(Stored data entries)
BEGIN

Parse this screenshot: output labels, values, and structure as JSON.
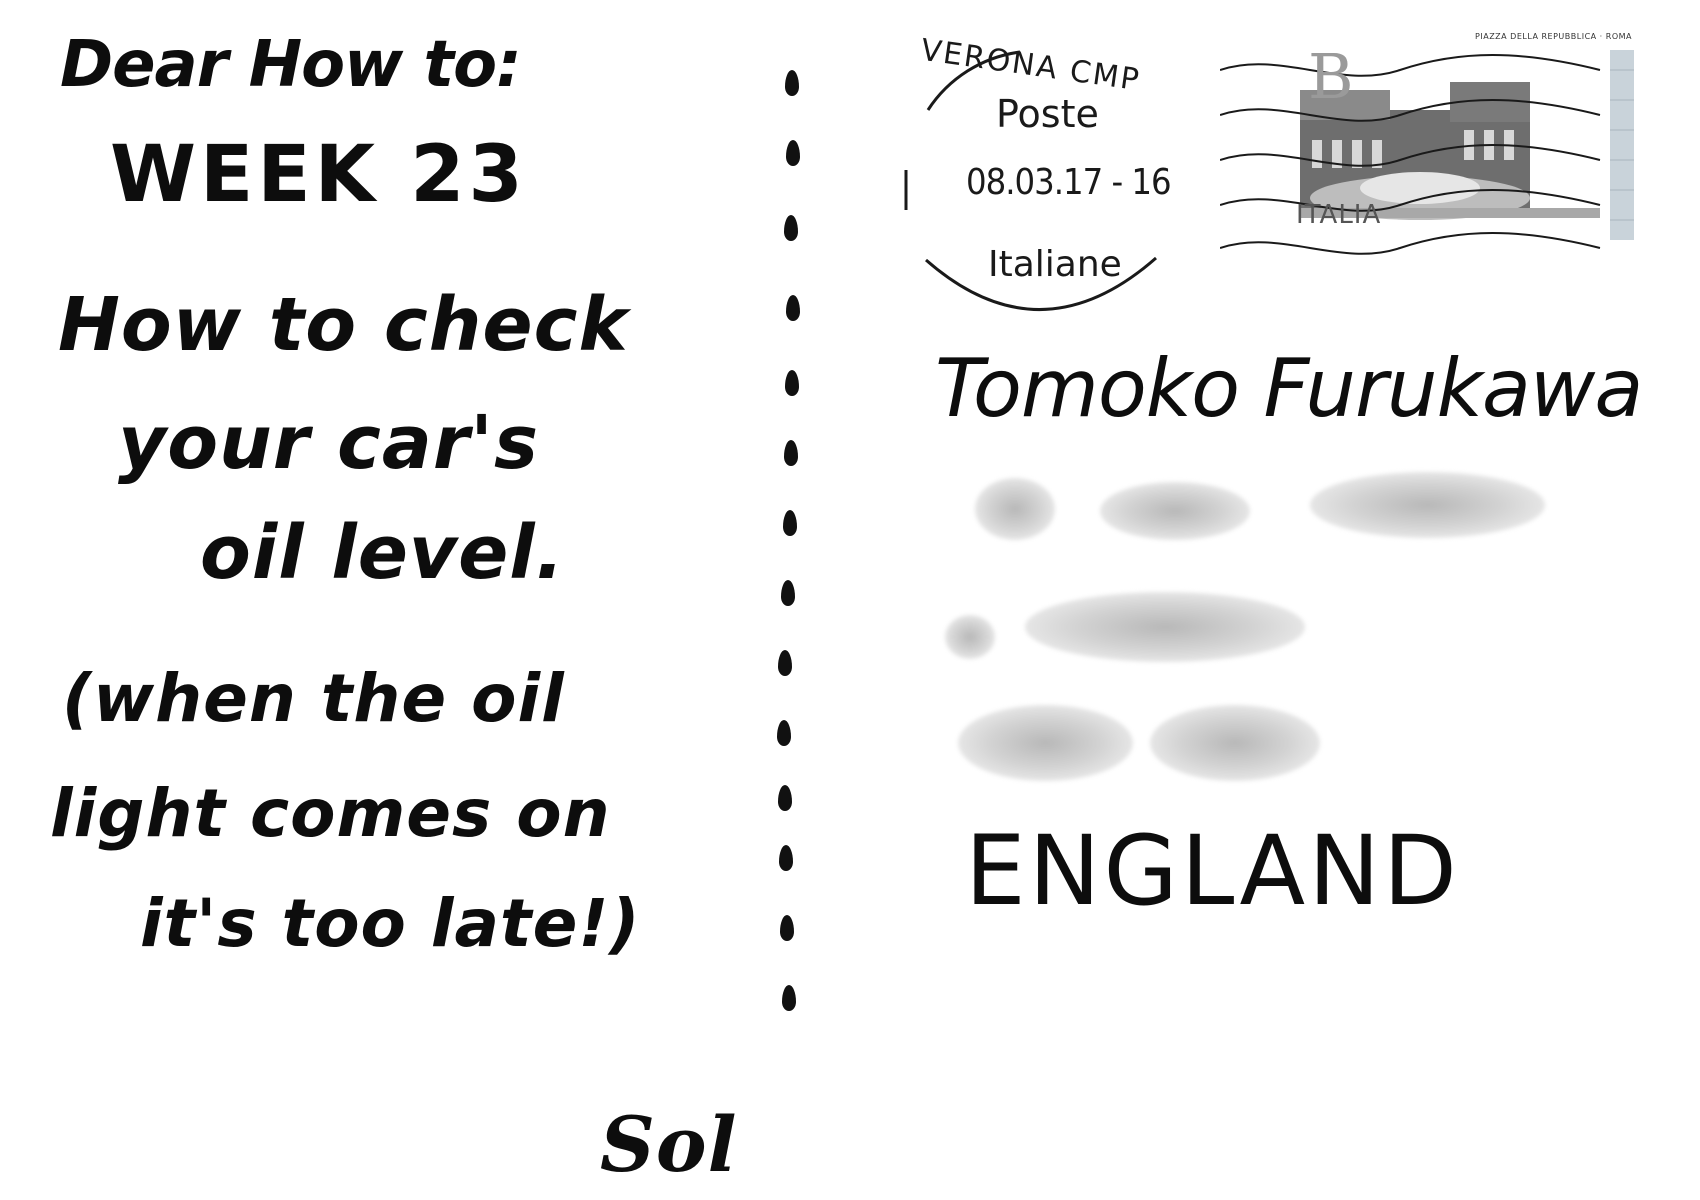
{
  "message": {
    "greeting": "Dear How to:",
    "week": "WEEK  23",
    "title_lines": [
      "How to  check",
      "your  car's",
      "oil  level."
    ],
    "note_lines": [
      "(when  the  oil",
      "light  comes  on",
      "it's  too  late!)"
    ],
    "signature": "Sol"
  },
  "postmark": {
    "city": "VERONA CMP",
    "service": "Poste",
    "date": "08.03.17 - 16",
    "service_suffix": "Italiane"
  },
  "stamp": {
    "value": "B",
    "country": "ITALIA",
    "caption": "PIAZZA DELLA REPUBBLICA · ROMA"
  },
  "address": {
    "recipient": "Tomoko Furukawa",
    "country": "ENGLAND"
  },
  "colors": {
    "ink": "#0d0d0d",
    "paper": "#ffffff",
    "redaction": "#cccccc"
  }
}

END

#### [Directive]
Every line above should be returned exactly; the pictures stay out.

#### [Written solution]
Parse this screenshot: output labels, values, and structure as JSON.
{
  "message": {
    "greeting": "Dear How to:",
    "week": "WEEK  23",
    "title_lines": [
      "How to  check",
      "your  car's",
      "oil  level."
    ],
    "note_lines": [
      "(when  the  oil",
      "light  comes  on",
      "it's  too  late!)"
    ],
    "signature": "Sol"
  },
  "postmark": {
    "city": "VERONA CMP",
    "service": "Poste",
    "date": "08.03.17 - 16",
    "service_suffix": "Italiane"
  },
  "stamp": {
    "value": "B",
    "country": "ITALIA",
    "caption": "PIAZZA DELLA REPUBBLICA · ROMA"
  },
  "address": {
    "recipient": "Tomoko Furukawa",
    "country": "ENGLAND"
  },
  "colors": {
    "ink": "#0d0d0d",
    "paper": "#ffffff",
    "redaction": "#cccccc"
  }
}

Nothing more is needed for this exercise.